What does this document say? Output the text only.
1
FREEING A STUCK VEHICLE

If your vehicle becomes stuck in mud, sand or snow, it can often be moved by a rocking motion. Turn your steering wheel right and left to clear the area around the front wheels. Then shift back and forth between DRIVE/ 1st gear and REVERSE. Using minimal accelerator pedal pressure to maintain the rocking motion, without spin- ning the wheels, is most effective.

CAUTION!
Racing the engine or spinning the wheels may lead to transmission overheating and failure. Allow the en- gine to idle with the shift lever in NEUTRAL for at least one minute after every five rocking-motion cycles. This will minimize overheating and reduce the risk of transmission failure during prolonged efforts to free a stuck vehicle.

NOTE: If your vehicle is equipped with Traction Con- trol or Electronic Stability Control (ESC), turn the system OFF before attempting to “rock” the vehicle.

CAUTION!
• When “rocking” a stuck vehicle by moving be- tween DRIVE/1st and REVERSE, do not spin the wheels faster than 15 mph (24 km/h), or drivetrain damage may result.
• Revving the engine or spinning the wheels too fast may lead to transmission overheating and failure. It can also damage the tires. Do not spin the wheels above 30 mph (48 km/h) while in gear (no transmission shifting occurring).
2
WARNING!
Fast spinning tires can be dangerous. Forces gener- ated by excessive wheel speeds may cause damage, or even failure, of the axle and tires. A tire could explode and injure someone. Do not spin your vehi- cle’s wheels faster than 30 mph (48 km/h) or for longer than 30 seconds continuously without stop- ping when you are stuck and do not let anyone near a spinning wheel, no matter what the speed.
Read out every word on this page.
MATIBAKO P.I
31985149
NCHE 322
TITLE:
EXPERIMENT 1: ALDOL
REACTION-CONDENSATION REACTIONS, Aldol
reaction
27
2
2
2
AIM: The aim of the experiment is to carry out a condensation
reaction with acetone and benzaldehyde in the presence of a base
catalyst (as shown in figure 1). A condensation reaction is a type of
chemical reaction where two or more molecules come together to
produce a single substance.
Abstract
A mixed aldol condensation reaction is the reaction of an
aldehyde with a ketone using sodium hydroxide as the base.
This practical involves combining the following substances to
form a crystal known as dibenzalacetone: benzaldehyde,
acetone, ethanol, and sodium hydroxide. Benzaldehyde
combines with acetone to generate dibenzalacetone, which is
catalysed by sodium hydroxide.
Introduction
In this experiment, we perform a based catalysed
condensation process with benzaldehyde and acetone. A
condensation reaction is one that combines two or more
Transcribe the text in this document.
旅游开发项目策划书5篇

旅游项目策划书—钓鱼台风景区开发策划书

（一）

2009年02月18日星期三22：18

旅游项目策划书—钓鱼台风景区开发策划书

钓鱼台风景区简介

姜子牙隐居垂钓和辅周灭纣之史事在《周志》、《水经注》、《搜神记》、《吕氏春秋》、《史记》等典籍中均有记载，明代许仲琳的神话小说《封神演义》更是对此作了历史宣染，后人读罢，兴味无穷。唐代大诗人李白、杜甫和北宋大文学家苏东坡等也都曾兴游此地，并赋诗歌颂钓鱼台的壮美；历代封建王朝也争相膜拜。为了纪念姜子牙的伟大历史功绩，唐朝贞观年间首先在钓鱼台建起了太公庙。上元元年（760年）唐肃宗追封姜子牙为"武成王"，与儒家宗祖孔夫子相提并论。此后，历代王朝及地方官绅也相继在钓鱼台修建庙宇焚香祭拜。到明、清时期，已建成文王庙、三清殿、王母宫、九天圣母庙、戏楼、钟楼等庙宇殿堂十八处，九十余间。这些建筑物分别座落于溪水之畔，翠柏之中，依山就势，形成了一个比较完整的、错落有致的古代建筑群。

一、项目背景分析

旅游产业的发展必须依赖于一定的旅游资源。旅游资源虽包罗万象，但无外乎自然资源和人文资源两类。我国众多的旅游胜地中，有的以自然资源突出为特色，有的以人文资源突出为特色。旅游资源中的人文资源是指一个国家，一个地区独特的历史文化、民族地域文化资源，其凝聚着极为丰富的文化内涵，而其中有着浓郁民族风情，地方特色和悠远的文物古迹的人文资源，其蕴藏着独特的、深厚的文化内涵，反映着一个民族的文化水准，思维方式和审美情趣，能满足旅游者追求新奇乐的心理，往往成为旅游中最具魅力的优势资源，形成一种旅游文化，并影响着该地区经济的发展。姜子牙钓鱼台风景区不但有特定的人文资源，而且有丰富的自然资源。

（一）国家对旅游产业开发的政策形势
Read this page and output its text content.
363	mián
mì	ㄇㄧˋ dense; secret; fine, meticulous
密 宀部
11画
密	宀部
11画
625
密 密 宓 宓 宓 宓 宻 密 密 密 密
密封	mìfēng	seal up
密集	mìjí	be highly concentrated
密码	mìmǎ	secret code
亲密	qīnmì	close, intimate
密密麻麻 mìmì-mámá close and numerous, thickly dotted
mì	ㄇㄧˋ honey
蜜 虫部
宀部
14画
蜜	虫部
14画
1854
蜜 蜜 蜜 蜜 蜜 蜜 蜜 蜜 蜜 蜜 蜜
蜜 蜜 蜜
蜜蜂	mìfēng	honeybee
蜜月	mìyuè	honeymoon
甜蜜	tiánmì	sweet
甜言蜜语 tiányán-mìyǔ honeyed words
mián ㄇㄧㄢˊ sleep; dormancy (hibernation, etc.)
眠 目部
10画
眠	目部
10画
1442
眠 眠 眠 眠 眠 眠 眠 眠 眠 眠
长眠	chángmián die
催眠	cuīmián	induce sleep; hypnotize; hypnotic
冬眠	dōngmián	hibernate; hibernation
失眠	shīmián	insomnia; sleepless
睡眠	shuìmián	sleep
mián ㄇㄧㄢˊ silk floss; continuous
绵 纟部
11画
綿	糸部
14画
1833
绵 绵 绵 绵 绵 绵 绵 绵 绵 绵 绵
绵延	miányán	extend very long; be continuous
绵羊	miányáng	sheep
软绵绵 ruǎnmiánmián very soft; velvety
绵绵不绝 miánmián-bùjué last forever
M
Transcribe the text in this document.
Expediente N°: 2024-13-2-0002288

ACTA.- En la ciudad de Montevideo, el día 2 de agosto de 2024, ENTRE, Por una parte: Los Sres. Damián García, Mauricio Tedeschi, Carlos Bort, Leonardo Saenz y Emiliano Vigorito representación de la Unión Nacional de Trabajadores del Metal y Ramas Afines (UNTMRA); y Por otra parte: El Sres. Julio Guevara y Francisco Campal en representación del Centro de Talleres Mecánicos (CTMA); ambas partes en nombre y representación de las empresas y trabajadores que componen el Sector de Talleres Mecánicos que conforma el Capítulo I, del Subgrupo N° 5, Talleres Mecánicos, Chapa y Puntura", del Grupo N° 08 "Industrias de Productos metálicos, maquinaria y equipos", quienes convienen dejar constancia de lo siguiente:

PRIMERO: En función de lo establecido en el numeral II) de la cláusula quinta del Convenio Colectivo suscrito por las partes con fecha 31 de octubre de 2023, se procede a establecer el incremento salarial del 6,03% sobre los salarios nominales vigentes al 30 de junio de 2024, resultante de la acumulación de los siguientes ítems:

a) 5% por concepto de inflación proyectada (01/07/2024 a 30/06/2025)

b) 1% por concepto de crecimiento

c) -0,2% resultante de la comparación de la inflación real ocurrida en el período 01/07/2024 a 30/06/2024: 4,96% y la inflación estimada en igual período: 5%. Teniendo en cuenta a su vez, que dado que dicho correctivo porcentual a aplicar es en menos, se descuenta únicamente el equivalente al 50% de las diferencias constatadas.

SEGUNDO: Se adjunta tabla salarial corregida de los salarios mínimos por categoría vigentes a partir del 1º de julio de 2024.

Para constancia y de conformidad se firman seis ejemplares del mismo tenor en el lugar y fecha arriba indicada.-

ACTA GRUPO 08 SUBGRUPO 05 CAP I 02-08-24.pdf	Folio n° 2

- - - - - - -

## Requirements
Extract the data exactly as given.

## Response to this task
What does this document say? Output the text only.
1
FREEING A STUCK VEHICLE

If your vehicle becomes stuck in mud, sand or snow, it can often be moved by a rocking motion. Turn your steering wheel right and left to clear the area around the front wheels. Then shift back and forth between DRIVE/ 1st gear and REVERSE. Using minimal accelerator pedal pressure to maintain the rocking motion, without spin- ning the wheels, is most effective.

CAUTION!
Racing the engine or spinning the wheels may lead to transmission overheating and failure. Allow the en- gine to idle with the shift lever in NEUTRAL for at least one minute after every five rocking-motion cycles. This will minimize overheating and reduce the risk of transmission failure during prolonged efforts to free a stuck vehicle.

NOTE: If your vehicle is equipped with Traction Con- trol or Electronic Stability Control (ESC), turn the system OFF before attempting to “rock” the vehicle.

CAUTION!
• When “rocking” a stuck vehicle by moving be- tween DRIVE/1st and REVERSE, do not spin the wheels faster than 15 mph (24 km/h), or drivetrain damage may result.
• Revving the engine or spinning the wheels too fast may lead to transmission overheating and failure. It can also damage the tires. Do not spin the wheels above 30 mph (48 km/h) while in gear (no transmission shifting occurring).
2
WARNING!
Fast spinning tires can be dangerous. Forces gener- ated by excessive wheel speeds may cause damage, or even failure, of the axle and tires. A tire could explode and injure someone. Do not spin your vehi- cle’s wheels faster than 30 mph (48 km/h) or for longer than 30 seconds continuously without stop- ping when you are stuck and do not let anyone near a spinning wheel, no matter what the speed.
Read out every word on this page.
MATIBAKO P.I
31985149
NCHE 322
TITLE:
EXPERIMENT 1: ALDOL
REACTION-CONDENSATION REACTIONS, Aldol
reaction
27
2
2
2
AIM: The aim of the experiment is to carry out a condensation
reaction with acetone and benzaldehyde in the presence of a base
catalyst (as shown in figure 1). A condensation reaction is a type of
chemical reaction where two or more molecules come together to
produce a single substance.
Abstract
A mixed aldol condensation reaction is the reaction of an
aldehyde with a ketone using sodium hydroxide as the base.
This practical involves combining the following substances to
form a crystal known as dibenzalacetone: benzaldehyde,
acetone, ethanol, and sodium hydroxide. Benzaldehyde
combines with acetone to generate dibenzalacetone, which is
catalysed by sodium hydroxide.
Introduction
In this experiment, we perform a based catalysed
condensation process with benzaldehyde and acetone. A
condensation reaction is one that combines two or more
Transcribe the text in this document.
旅游开发项目策划书5篇

旅游项目策划书—钓鱼台风景区开发策划书

（一）

2009年02月18日星期三22：18

旅游项目策划书—钓鱼台风景区开发策划书

钓鱼台风景区简介

姜子牙隐居垂钓和辅周灭纣之史事在《周志》、《水经注》、《搜神记》、《吕氏春秋》、《史记》等典籍中均有记载，明代许仲琳的神话小说《封神演义》更是对此作了历史宣染，后人读罢，兴味无穷。唐代大诗人李白、杜甫和北宋大文学家苏东坡等也都曾兴游此地，并赋诗歌颂钓鱼台的壮美；历代封建王朝也争相膜拜。为了纪念姜子牙的伟大历史功绩，唐朝贞观年间首先在钓鱼台建起了太公庙。上元元年（760年）唐肃宗追封姜子牙为"武成王"，与儒家宗祖孔夫子相提并论。此后，历代王朝及地方官绅也相继在钓鱼台修建庙宇焚香祭拜。到明、清时期，已建成文王庙、三清殿、王母宫、九天圣母庙、戏楼、钟楼等庙宇殿堂十八处，九十余间。这些建筑物分别座落于溪水之畔，翠柏之中，依山就势，形成了一个比较完整的、错落有致的古代建筑群。

一、项目背景分析

旅游产业的发展必须依赖于一定的旅游资源。旅游资源虽包罗万象，但无外乎自然资源和人文资源两类。我国众多的旅游胜地中，有的以自然资源突出为特色，有的以人文资源突出为特色。旅游资源中的人文资源是指一个国家，一个地区独特的历史文化、民族地域文化资源，其凝聚着极为丰富的文化内涵，而其中有着浓郁民族风情，地方特色和悠远的文物古迹的人文资源，其蕴藏着独特的、深厚的文化内涵，反映着一个民族的文化水准，思维方式和审美情趣，能满足旅游者追求新奇乐的心理，往往成为旅游中最具魅力的优势资源，形成一种旅游文化，并影响着该地区经济的发展。姜子牙钓鱼台风景区不但有特定的人文资源，而且有丰富的自然资源。

（一）国家对旅游产业开发的政策形势
Read this page and output its text content.
363	mián
mì	ㄇㄧˋ dense; secret; fine, meticulous
密 宀部
11画
密	宀部
11画
625
密 密 宓 宓 宓 宓 宻 密 密 密 密
密封	mìfēng	seal up
密集	mìjí	be highly concentrated
密码	mìmǎ	secret code
亲密	qīnmì	close, intimate
密密麻麻 mìmì-mámá close and numerous, thickly dotted
mì	ㄇㄧˋ honey
蜜 虫部
宀部
14画
蜜	虫部
14画
1854
蜜 蜜 蜜 蜜 蜜 蜜 蜜 蜜 蜜 蜜 蜜
蜜 蜜 蜜
蜜蜂	mìfēng	honeybee
蜜月	mìyuè	honeymoon
甜蜜	tiánmì	sweet
甜言蜜语 tiányán-mìyǔ honeyed words
mián ㄇㄧㄢˊ sleep; dormancy (hibernation, etc.)
眠 目部
10画
眠	目部
10画
1442
眠 眠 眠 眠 眠 眠 眠 眠 眠 眠
长眠	chángmián die
催眠	cuīmián	induce sleep; hypnotize; hypnotic
冬眠	dōngmián	hibernate; hibernation
失眠	shīmián	insomnia; sleepless
睡眠	shuìmián	sleep
mián ㄇㄧㄢˊ silk floss; continuous
绵 纟部
11画
綿	糸部
14画
1833
绵 绵 绵 绵 绵 绵 绵 绵 绵 绵 绵
绵延	miányán	extend very long; be continuous
绵羊	miányáng	sheep
软绵绵 ruǎnmiánmián very soft; velvety
绵绵不绝 miánmián-bùjué last forever
M
Transcribe the text in this document.
Expediente N°: 2024-13-2-0002288

ACTA.- En la ciudad de Montevideo, el día 2 de agosto de 2024, ENTRE, Por una parte: Los Sres. Damián García, Mauricio Tedeschi, Carlos Bort, Leonardo Saenz y Emiliano Vigorito representación de la Unión Nacional de Trabajadores del Metal y Ramas Afines (UNTMRA); y Por otra parte: El Sres. Julio Guevara y Francisco Campal en representación del Centro de Talleres Mecánicos (CTMA); ambas partes en nombre y representación de las empresas y trabajadores que componen el Sector de Talleres Mecánicos que conforma el Capítulo I, del Subgrupo N° 5, Talleres Mecánicos, Chapa y Puntura", del Grupo N° 08 "Industrias de Productos metálicos, maquinaria y equipos", quienes convienen dejar constancia de lo siguiente:

PRIMERO: En función de lo establecido en el numeral II) de la cláusula quinta del Convenio Colectivo suscrito por las partes con fecha 31 de octubre de 2023, se procede a establecer el incremento salarial del 6,03% sobre los salarios nominales vigentes al 30 de junio de 2024, resultante de la acumulación de los siguientes ítems:

a) 5% por concepto de inflación proyectada (01/07/2024 a 30/06/2025)

b) 1% por concepto de crecimiento

c) -0,2% resultante de la comparación de la inflación real ocurrida en el período 01/07/2024 a 30/06/2024: 4,96% y la inflación estimada en igual período: 5%. Teniendo en cuenta a su vez, que dado que dicho correctivo porcentual a aplicar es en menos, se descuenta únicamente el equivalente al 50% de las diferencias constatadas.

SEGUNDO: Se adjunta tabla salarial corregida de los salarios mínimos por categoría vigentes a partir del 1º de julio de 2024.

Para constancia y de conformidad se firman seis ejemplares del mismo tenor en el lugar y fecha arriba indicada.-

ACTA GRUPO 08 SUBGRUPO 05 CAP I 02-08-24.pdf	Folio n° 2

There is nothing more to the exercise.